== Text under study

Navico to kick off construction at collagen, gelatin plant in August

An Giang, Vietnam-based pangasius firm Nam Viet Joint Stock Company, or Navico, plans to begin construction in August at a factory in Vietnam that would produce collagen and gelatin from pangasius, an official from Navico told SeafoodSource earlier this week.

The construction work will take around one year to complete, she said.

Navico and another local pangasius producer – the Dai Tay Duong Company Limited – each have a 50 percent stake in the Amicogen Nam Viet Company Limited, the operator of the project. The chartered capital of the Amicogen Nam Viet is VND 46.48 billion (USD 2 million, EUR 1.8 million).

But the official said the two companies will sell part of their stakes at Amicogen Nam Viet to a South Korean partner. The South Korean company will also provide the design of the factory and will buy a portion of the factory’s products.

However, the signing with the South Korean partner has been postponed due to the impact of the COVID-19 pandemic, the Navico official said, without providing the name of the South Korean company.

According to a statement from Navico, the factory will be built on an area of 9,600 square meters and will produce 800 metric tons (MT) per year of collagen and gelatin products.

Currently, Vinh Hoan, the country’s leading producer and exporter of pangasius, is the only producer of collagen from pangasius skin in Vietnam.

Navico said last month it expects to harvest 105,000 MT of pangasius this year from the Binh Phu, which it said is the biggest pangasius farm in Vietnam.

The company’s export value fell 19.7 percent year-on-year to USD 28.5 million (EUR 26.3 million) in the first four months, mainly due to the global outbreak of the coronavirus. Its sales in the period declined in most major markets including the European Union, China (including Hong Kong), Mexico, and the ASEAN bloc.

Navico is also in the process of building back up its exports to the United States after ceasing shipments in the midst of the so-called “whitefish wars,” which saw the U.S. raise trade barriers to pangasius from Vietnam.

====
== Supplied records

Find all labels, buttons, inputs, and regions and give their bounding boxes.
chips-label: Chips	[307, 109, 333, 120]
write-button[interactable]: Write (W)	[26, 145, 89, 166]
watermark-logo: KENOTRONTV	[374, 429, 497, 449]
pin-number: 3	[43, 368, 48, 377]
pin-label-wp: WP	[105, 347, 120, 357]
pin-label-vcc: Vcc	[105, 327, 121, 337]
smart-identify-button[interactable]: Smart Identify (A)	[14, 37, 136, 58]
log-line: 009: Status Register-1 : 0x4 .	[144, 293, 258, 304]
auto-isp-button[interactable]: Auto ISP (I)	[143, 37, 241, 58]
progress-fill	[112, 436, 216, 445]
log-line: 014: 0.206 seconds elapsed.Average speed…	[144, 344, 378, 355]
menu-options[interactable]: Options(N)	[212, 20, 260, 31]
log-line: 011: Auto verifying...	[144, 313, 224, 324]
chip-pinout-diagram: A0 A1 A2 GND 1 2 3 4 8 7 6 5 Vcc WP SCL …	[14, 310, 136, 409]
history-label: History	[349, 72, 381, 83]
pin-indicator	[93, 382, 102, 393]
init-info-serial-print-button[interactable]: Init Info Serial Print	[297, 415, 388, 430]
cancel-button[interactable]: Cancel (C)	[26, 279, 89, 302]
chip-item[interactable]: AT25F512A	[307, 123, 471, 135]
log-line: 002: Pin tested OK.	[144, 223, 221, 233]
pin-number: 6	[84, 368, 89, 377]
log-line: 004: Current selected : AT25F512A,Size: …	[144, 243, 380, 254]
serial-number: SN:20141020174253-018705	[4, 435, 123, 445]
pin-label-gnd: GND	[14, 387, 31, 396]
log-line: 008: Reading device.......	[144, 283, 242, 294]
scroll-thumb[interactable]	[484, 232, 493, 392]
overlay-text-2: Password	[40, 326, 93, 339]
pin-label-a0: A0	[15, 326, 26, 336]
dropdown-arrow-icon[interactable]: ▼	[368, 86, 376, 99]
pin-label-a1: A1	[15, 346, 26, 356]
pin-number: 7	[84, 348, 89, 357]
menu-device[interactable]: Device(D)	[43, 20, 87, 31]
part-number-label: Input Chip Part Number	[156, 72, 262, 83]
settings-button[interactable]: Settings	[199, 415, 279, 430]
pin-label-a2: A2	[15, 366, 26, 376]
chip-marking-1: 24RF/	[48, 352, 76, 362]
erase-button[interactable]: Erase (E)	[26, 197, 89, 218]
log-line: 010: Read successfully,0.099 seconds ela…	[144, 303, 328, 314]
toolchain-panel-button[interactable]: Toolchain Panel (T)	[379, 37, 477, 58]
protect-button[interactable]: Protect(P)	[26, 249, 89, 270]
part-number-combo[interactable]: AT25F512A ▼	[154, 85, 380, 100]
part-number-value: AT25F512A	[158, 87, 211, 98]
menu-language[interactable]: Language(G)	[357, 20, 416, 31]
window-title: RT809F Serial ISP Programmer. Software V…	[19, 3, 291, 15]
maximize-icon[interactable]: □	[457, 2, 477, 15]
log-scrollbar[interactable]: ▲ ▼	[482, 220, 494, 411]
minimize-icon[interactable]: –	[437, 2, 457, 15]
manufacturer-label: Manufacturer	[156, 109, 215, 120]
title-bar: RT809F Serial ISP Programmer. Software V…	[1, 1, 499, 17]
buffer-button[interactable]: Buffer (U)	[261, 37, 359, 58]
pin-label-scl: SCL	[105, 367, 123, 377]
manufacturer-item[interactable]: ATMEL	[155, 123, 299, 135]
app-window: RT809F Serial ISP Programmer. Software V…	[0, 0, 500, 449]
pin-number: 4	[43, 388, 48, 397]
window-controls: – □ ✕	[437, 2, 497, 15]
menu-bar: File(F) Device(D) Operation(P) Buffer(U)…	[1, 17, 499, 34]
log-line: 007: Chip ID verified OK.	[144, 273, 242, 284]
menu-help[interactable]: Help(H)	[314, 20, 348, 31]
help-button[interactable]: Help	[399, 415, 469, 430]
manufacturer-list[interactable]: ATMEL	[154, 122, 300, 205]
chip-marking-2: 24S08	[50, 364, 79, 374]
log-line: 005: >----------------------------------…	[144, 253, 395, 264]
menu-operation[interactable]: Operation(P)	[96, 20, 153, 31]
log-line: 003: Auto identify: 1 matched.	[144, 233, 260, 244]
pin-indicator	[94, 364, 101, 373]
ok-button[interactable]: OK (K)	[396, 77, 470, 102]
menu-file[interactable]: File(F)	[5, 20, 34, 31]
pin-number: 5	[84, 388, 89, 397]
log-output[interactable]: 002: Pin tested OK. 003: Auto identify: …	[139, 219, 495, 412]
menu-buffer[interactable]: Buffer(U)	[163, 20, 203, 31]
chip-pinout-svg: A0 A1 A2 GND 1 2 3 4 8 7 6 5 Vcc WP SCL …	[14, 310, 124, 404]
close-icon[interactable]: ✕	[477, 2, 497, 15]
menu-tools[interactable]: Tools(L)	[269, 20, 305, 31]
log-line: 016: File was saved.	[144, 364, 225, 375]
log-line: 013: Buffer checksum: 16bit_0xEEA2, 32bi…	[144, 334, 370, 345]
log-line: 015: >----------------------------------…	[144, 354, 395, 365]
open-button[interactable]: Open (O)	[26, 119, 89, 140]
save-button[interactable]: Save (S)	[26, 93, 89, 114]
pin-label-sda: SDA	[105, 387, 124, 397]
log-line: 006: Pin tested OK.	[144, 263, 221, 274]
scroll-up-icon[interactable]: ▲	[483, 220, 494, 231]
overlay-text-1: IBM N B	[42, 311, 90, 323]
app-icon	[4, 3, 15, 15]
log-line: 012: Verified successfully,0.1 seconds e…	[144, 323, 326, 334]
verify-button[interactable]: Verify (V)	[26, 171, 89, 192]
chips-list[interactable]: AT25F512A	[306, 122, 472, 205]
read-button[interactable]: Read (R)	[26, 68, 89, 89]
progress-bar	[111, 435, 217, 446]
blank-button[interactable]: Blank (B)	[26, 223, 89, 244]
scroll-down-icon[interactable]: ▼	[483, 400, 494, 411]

====

Exercise set ->
1) Rewrite the Navico article from "Navico and another" to "EUR 1.8 million).", inclusive, replacing "chartered capital" with "registered capital".
2) Please translate this sentence from the Navico article into Spanish: "The construction work will take around one year to complete, she said."
3) Answer from the Navico article:
(a) On what area will the factory be built?
(b) What was the company's export value in the first four months?
(c) From which farm does Navico expect to harvest 105,000 MT of pangasius this year?

Answers provided ->
1)
Navico and another local pangasius producer – the Dai Tay Duong Company Limited – each have a 50 percent stake in the Amicogen Nam Viet Company Limited, the operator of the project. The registered capital of the Amicogen Nam Viet is VND 46.48 billion (USD 2 million, EUR 1.8 million).

2) Las obras de construcción tardarán alrededor de un año en completarse, dijo ella.

3)
(a) 9,600 square meters
(b) USD 28.5 million (EUR 26.3 million)
(c) The Binh Phu farm